SHORT PROBLEM
Copy all the material that follows, keeping every character the same.

----

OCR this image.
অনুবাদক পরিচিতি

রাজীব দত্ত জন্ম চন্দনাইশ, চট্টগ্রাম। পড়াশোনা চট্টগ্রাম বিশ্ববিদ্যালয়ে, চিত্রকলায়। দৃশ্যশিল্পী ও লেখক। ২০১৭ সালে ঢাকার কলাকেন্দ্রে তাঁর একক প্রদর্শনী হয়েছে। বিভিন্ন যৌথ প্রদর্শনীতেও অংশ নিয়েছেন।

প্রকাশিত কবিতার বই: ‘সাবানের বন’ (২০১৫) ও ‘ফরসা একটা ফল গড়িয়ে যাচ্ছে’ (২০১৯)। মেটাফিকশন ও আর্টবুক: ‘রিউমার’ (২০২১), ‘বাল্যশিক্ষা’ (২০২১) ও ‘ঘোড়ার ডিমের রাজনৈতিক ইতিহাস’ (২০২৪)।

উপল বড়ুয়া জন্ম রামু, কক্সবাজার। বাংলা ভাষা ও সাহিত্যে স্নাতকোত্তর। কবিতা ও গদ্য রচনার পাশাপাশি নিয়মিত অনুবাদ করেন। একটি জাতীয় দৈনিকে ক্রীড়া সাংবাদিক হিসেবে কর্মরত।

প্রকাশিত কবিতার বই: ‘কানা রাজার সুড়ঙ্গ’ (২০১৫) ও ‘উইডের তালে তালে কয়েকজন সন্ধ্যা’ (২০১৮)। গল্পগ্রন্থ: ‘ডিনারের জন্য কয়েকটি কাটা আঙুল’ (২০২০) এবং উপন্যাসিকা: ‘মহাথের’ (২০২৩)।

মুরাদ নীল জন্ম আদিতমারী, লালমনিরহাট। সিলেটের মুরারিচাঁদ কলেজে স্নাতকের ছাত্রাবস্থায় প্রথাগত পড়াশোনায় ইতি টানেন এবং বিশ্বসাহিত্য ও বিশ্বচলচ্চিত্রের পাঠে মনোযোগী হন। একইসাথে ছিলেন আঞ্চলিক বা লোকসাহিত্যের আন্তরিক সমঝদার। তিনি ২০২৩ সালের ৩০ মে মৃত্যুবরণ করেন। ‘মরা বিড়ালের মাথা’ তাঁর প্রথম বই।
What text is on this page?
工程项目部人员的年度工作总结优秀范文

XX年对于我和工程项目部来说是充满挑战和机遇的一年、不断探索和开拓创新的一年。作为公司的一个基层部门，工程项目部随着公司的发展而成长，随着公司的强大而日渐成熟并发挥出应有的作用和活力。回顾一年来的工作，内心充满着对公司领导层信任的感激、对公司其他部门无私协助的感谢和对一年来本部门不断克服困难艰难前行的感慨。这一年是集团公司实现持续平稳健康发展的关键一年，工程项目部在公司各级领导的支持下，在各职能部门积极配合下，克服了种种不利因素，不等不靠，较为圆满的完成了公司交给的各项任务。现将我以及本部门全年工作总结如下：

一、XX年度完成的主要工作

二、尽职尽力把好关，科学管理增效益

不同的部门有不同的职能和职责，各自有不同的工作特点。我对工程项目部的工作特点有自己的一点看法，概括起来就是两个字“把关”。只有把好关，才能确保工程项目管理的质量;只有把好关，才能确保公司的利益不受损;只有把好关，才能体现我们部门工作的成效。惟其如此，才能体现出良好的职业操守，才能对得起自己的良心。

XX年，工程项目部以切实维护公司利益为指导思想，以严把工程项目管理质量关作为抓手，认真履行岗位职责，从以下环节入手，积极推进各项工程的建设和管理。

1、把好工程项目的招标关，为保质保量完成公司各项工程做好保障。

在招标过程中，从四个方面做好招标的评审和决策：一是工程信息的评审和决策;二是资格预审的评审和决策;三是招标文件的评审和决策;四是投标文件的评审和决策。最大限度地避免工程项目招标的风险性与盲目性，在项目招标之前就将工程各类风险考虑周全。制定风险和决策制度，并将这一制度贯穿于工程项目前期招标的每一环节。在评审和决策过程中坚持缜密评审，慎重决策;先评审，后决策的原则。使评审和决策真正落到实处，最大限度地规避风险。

----

CORRECT RESULT
OCR this image.
অনুবাদক পরিচিতি

রাজীব দত্ত জন্ম চন্দনাইশ, চট্টগ্রাম। পড়াশোনা চট্টগ্রাম বিশ্ববিদ্যালয়ে, চিত্রকলায়। দৃশ্যশিল্পী ও লেখক। ২০১৭ সালে ঢাকার কলাকেন্দ্রে তাঁর একক প্রদর্শনী হয়েছে। বিভিন্ন যৌথ প্রদর্শনীতেও অংশ নিয়েছেন।

প্রকাশিত কবিতার বই: ‘সাবানের বন’ (২০১৫) ও ‘ফরসা একটা ফল গড়িয়ে যাচ্ছে’ (২০১৯)। মেটাফিকশন ও আর্টবুক: ‘রিউমার’ (২০২১), ‘বাল্যশিক্ষা’ (২০২১) ও ‘ঘোড়ার ডিমের রাজনৈতিক ইতিহাস’ (২০২৪)।

উপল বড়ুয়া জন্ম রামু, কক্সবাজার। বাংলা ভাষা ও সাহিত্যে স্নাতকোত্তর। কবিতা ও গদ্য রচনার পাশাপাশি নিয়মিত অনুবাদ করেন। একটি জাতীয় দৈনিকে ক্রীড়া সাংবাদিক হিসেবে কর্মরত।

প্রকাশিত কবিতার বই: ‘কানা রাজার সুড়ঙ্গ’ (২০১৫) ও ‘উইডের তালে তালে কয়েকজন সন্ধ্যা’ (২০১৮)। গল্পগ্রন্থ: ‘ডিনারের জন্য কয়েকটি কাটা আঙুল’ (২০২০) এবং উপন্যাসিকা: ‘মহাথের’ (২০২৩)।

মুরাদ নীল জন্ম আদিতমারী, লালমনিরহাট। সিলেটের মুরারিচাঁদ কলেজে স্নাতকের ছাত্রাবস্থায় প্রথাগত পড়াশোনায় ইতি টানেন এবং বিশ্বসাহিত্য ও বিশ্বচলচ্চিত্রের পাঠে মনোযোগী হন। একইসাথে ছিলেন আঞ্চলিক বা লোকসাহিত্যের আন্তরিক সমঝদার। তিনি ২০২৩ সালের ৩০ মে মৃত্যুবরণ করেন। ‘মরা বিড়ালের মাথা’ তাঁর প্রথম বই।
What text is on this page?
工程项目部人员的年度工作总结优秀范文

XX年对于我和工程项目部来说是充满挑战和机遇的一年、不断探索和开拓创新的一年。作为公司的一个基层部门，工程项目部随着公司的发展而成长，随着公司的强大而日渐成熟并发挥出应有的作用和活力。回顾一年来的工作，内心充满着对公司领导层信任的感激、对公司其他部门无私协助的感谢和对一年来本部门不断克服困难艰难前行的感慨。这一年是集团公司实现持续平稳健康发展的关键一年，工程项目部在公司各级领导的支持下，在各职能部门积极配合下，克服了种种不利因素，不等不靠，较为圆满的完成了公司交给的各项任务。现将我以及本部门全年工作总结如下：

一、XX年度完成的主要工作

二、尽职尽力把好关，科学管理增效益

不同的部门有不同的职能和职责，各自有不同的工作特点。我对工程项目部的工作特点有自己的一点看法，概括起来就是两个字“把关”。只有把好关，才能确保工程项目管理的质量;只有把好关，才能确保公司的利益不受损;只有把好关，才能体现我们部门工作的成效。惟其如此，才能体现出良好的职业操守，才能对得起自己的良心。

XX年，工程项目部以切实维护公司利益为指导思想，以严把工程项目管理质量关作为抓手，认真履行岗位职责，从以下环节入手，积极推进各项工程的建设和管理。

1、把好工程项目的招标关，为保质保量完成公司各项工程做好保障。

在招标过程中，从四个方面做好招标的评审和决策：一是工程信息的评审和决策;二是资格预审的评审和决策;三是招标文件的评审和决策;四是投标文件的评审和决策。最大限度地避免工程项目招标的风险性与盲目性，在项目招标之前就将工程各类风险考虑周全。制定风险和决策制度，并将这一制度贯穿于工程项目前期招标的每一环节。在评审和决策过程中坚持缜密评审，慎重决策;先评审，后决策的原则。使评审和决策真正落到实处，最大限度地规避风险。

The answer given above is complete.